What is needed: Gather up the lines with the word "page" in them.

Data extract:
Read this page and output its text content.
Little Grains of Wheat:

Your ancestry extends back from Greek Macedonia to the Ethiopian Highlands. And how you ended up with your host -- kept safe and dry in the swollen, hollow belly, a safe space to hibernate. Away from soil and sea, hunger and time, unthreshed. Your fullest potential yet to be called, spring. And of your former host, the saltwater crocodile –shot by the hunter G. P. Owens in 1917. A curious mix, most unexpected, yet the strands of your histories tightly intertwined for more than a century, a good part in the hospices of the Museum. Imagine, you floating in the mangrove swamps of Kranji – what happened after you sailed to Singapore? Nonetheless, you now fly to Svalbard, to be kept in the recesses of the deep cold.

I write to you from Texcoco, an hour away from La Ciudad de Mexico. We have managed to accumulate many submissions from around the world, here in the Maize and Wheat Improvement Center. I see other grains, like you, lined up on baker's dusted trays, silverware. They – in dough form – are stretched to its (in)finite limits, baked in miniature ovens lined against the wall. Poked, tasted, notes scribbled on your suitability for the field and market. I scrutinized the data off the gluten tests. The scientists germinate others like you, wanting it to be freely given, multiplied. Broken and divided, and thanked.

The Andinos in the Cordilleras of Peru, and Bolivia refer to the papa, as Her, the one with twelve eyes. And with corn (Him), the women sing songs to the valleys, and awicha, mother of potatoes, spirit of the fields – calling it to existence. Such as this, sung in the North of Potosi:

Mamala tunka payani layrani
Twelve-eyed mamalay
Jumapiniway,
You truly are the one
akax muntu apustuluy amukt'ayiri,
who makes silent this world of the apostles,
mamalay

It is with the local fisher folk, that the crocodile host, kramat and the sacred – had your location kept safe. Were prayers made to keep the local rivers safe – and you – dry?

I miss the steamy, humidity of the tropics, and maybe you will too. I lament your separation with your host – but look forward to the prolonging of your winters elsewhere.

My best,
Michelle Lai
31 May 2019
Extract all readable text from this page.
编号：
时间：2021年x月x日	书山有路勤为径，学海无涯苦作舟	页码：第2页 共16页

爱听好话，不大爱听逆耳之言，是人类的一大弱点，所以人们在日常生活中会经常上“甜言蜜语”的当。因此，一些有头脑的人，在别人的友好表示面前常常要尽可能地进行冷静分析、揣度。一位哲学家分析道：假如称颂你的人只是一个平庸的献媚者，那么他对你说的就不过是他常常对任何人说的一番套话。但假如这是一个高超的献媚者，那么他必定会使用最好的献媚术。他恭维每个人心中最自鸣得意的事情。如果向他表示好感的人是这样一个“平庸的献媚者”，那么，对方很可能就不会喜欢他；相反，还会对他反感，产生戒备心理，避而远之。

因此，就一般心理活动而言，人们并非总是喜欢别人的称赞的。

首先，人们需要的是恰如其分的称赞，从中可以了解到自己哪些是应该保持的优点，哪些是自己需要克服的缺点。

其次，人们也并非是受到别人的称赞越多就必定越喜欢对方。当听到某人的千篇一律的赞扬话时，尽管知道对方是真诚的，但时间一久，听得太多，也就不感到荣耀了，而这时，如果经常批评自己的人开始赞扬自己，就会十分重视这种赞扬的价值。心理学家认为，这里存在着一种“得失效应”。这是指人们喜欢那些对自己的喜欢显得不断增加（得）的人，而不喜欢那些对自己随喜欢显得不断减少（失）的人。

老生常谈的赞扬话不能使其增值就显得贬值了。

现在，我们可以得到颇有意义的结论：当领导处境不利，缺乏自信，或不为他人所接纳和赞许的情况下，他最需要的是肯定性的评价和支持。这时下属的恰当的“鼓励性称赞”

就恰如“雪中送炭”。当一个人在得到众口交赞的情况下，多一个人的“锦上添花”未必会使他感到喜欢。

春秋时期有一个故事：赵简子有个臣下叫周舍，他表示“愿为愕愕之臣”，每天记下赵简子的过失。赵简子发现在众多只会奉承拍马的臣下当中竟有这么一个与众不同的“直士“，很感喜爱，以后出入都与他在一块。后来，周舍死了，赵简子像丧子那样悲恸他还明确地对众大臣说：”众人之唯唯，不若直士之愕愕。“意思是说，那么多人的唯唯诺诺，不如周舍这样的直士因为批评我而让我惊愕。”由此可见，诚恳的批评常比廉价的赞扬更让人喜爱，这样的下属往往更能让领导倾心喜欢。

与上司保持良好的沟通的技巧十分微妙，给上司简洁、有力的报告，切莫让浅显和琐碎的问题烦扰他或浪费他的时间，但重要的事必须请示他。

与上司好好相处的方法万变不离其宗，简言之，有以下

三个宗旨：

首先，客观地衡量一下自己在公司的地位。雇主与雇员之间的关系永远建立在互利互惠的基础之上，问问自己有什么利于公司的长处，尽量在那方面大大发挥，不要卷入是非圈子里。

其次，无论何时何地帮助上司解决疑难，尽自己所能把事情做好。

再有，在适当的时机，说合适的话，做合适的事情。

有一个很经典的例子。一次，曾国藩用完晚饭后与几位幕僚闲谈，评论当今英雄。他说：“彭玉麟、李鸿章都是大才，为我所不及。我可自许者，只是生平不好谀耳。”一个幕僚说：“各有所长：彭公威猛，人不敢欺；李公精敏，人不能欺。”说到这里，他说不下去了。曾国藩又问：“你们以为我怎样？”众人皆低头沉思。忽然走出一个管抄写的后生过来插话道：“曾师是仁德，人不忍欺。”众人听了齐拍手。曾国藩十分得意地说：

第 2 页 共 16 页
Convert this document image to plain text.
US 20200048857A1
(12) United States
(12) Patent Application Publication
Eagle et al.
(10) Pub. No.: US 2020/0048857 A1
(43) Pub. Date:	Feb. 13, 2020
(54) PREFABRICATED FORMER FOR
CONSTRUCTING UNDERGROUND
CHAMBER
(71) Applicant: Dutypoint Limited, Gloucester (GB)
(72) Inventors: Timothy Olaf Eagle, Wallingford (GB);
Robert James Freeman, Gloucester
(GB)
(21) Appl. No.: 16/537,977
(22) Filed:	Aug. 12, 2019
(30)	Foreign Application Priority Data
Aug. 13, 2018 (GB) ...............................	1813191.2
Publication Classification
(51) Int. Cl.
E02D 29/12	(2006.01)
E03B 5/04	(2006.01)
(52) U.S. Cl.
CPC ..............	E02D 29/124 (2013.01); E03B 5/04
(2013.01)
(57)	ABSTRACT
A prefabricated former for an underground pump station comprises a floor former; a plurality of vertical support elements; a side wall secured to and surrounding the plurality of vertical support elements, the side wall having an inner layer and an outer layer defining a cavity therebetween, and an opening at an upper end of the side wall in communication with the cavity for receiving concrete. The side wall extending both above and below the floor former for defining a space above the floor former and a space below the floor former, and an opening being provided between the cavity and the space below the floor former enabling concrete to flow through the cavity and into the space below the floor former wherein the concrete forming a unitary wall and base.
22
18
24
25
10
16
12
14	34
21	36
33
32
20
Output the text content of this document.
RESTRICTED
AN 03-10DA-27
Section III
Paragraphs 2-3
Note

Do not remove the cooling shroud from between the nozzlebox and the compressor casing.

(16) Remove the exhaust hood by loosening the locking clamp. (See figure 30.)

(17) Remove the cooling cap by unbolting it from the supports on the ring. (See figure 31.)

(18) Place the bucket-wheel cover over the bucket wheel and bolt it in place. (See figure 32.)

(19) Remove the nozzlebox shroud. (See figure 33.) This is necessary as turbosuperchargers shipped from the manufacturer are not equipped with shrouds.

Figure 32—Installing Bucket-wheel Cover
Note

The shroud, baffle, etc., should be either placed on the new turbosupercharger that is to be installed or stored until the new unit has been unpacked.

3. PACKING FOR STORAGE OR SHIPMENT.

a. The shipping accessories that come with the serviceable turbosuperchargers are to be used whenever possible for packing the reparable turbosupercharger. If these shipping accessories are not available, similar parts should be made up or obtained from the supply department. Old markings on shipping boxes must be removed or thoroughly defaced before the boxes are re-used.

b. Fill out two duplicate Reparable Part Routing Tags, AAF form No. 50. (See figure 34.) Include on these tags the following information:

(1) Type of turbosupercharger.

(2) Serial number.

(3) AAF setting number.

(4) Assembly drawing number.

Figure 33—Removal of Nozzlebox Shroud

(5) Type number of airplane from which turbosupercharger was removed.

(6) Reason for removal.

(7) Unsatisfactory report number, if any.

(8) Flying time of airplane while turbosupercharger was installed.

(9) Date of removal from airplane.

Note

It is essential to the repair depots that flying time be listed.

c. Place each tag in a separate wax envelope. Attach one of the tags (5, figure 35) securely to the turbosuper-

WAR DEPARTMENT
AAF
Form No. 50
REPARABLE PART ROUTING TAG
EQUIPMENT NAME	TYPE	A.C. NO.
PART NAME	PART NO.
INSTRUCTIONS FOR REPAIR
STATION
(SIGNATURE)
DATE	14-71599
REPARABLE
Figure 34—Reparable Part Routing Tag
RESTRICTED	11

Exercise response:
Read this page and output its text content.
Extract all readable text from this page.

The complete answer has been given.